Reproduce each line bearing the word "animals".

"""

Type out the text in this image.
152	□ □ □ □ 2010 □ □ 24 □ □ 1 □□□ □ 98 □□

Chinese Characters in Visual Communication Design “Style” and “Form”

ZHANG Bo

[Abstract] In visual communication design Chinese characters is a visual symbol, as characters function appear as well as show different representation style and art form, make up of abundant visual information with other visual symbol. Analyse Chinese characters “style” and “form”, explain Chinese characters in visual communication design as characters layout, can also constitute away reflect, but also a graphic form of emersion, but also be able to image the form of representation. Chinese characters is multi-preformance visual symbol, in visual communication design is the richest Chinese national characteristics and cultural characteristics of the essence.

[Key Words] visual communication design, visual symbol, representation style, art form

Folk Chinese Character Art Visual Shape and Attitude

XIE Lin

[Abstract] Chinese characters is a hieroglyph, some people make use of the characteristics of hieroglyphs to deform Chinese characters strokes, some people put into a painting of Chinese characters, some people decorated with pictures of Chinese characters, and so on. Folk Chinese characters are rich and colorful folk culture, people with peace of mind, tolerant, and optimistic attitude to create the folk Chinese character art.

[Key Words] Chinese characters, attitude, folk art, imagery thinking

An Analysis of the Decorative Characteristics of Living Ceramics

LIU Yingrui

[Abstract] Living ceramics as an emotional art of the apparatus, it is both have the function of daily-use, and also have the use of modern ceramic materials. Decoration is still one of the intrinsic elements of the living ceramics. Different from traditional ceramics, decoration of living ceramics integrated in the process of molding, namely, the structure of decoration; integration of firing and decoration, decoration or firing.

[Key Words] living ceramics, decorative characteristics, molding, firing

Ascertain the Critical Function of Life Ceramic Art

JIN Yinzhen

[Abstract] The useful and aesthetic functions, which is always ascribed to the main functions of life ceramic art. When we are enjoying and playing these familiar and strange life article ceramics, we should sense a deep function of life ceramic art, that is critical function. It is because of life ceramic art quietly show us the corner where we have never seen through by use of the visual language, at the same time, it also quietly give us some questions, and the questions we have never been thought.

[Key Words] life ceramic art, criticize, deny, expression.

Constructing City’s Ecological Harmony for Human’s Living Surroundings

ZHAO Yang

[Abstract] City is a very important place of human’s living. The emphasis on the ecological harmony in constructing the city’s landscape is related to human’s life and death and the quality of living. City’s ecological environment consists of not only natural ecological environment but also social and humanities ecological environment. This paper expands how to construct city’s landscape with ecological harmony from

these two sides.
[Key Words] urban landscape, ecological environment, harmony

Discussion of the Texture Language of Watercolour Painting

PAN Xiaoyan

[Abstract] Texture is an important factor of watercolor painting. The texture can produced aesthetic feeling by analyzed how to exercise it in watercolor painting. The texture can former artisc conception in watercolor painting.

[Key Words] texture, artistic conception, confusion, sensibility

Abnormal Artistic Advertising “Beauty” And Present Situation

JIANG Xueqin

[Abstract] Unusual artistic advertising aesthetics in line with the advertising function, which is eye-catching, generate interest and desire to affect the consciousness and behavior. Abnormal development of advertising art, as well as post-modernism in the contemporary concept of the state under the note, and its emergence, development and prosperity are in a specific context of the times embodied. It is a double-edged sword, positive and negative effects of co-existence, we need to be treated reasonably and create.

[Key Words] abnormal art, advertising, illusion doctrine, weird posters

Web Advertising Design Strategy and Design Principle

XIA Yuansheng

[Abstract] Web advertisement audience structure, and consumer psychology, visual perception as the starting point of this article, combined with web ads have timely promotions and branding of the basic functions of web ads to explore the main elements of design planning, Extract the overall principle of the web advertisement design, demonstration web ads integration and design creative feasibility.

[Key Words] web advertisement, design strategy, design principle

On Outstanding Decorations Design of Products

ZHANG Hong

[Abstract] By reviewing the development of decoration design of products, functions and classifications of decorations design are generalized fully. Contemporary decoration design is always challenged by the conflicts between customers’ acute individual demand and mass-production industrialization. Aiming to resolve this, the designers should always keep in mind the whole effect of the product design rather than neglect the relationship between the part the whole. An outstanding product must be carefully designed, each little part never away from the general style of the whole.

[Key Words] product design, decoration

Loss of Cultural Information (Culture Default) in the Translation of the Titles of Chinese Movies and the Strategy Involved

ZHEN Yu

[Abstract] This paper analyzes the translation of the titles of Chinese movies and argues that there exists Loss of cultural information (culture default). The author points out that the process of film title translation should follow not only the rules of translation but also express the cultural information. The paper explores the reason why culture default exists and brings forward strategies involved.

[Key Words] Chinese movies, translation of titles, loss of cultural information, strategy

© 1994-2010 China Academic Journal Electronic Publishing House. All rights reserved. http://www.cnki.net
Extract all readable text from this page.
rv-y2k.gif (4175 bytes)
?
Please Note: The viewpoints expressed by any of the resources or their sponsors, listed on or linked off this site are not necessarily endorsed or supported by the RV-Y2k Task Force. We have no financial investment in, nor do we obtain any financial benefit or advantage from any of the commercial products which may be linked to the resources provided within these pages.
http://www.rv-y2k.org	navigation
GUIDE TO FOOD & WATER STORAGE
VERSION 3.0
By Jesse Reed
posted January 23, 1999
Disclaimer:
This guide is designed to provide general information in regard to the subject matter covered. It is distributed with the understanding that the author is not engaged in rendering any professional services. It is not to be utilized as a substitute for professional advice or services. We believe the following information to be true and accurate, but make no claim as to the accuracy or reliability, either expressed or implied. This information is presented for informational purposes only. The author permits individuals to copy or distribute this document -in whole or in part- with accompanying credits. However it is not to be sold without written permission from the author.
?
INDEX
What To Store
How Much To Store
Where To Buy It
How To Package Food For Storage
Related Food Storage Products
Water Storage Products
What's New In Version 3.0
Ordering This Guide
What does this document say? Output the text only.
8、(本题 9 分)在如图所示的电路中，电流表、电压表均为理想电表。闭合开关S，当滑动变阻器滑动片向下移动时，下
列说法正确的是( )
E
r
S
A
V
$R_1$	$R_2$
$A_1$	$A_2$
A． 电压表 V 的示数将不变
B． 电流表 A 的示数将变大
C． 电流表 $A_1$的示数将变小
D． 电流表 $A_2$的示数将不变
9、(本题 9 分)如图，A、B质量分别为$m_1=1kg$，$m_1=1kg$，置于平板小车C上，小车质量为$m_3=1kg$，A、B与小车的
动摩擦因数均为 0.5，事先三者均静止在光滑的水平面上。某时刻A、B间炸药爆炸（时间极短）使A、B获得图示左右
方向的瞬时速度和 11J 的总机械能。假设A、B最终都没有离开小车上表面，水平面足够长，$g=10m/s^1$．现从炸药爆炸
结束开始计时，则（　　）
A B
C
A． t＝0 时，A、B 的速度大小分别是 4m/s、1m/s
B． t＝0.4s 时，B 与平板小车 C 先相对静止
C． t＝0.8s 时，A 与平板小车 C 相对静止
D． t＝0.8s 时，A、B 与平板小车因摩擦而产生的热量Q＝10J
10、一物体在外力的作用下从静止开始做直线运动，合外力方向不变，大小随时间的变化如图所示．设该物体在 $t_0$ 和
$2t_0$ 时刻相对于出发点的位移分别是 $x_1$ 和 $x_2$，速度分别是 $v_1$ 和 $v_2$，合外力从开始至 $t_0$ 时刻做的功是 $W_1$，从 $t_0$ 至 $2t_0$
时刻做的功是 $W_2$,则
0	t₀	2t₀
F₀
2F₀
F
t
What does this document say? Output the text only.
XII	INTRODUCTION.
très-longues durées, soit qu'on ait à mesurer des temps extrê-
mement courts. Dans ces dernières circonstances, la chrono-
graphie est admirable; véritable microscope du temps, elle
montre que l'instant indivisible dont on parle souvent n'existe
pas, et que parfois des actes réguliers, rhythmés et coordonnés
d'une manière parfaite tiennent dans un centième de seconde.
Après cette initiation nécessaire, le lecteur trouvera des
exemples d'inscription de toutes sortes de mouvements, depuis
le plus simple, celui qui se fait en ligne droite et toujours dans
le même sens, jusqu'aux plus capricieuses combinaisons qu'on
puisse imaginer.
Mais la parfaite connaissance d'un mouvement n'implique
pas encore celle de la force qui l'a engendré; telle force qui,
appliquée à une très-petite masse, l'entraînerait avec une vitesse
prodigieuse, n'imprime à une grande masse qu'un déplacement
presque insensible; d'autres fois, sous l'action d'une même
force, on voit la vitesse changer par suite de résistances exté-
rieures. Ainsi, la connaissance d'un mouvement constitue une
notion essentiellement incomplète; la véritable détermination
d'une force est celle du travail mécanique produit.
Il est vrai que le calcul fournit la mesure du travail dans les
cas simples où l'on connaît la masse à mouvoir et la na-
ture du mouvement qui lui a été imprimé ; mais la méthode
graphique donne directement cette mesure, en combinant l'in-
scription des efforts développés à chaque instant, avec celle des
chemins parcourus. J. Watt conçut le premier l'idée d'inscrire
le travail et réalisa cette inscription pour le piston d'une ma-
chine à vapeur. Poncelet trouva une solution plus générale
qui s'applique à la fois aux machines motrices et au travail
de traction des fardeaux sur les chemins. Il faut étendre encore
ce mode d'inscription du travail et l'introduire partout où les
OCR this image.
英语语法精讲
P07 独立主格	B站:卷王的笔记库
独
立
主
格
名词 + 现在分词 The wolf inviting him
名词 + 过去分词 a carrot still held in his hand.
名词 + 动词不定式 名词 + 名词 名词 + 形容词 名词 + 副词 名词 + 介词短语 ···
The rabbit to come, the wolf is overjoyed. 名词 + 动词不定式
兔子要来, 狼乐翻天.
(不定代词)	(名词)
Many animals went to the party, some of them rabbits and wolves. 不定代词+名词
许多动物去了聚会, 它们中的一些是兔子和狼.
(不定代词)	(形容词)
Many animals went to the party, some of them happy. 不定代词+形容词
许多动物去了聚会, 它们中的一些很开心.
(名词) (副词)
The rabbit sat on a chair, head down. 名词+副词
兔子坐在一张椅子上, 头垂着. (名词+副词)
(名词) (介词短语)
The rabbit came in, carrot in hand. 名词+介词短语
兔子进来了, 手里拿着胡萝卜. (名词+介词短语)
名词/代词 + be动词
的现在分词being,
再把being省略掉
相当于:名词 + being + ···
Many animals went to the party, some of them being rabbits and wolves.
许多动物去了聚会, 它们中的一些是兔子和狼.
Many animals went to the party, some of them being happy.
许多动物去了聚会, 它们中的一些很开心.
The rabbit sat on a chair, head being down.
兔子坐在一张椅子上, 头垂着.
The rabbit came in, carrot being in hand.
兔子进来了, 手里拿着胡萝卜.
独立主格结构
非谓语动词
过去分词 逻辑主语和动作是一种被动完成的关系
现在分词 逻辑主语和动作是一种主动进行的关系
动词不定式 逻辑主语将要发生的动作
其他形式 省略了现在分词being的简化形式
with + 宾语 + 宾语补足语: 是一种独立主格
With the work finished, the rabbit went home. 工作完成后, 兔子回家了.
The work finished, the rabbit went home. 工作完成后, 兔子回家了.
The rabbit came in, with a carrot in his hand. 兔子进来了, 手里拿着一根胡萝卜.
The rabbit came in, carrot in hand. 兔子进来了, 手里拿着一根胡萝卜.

"""

◆ Complete response
Many animals went to the party, some of them rabbits and wolves. 不定代词+名词
Many animals went to the party, some of them happy. 不定代词+形容词
Many animals went to the party, some of them being rabbits and wolves.
Many animals went to the party, some of them being happy.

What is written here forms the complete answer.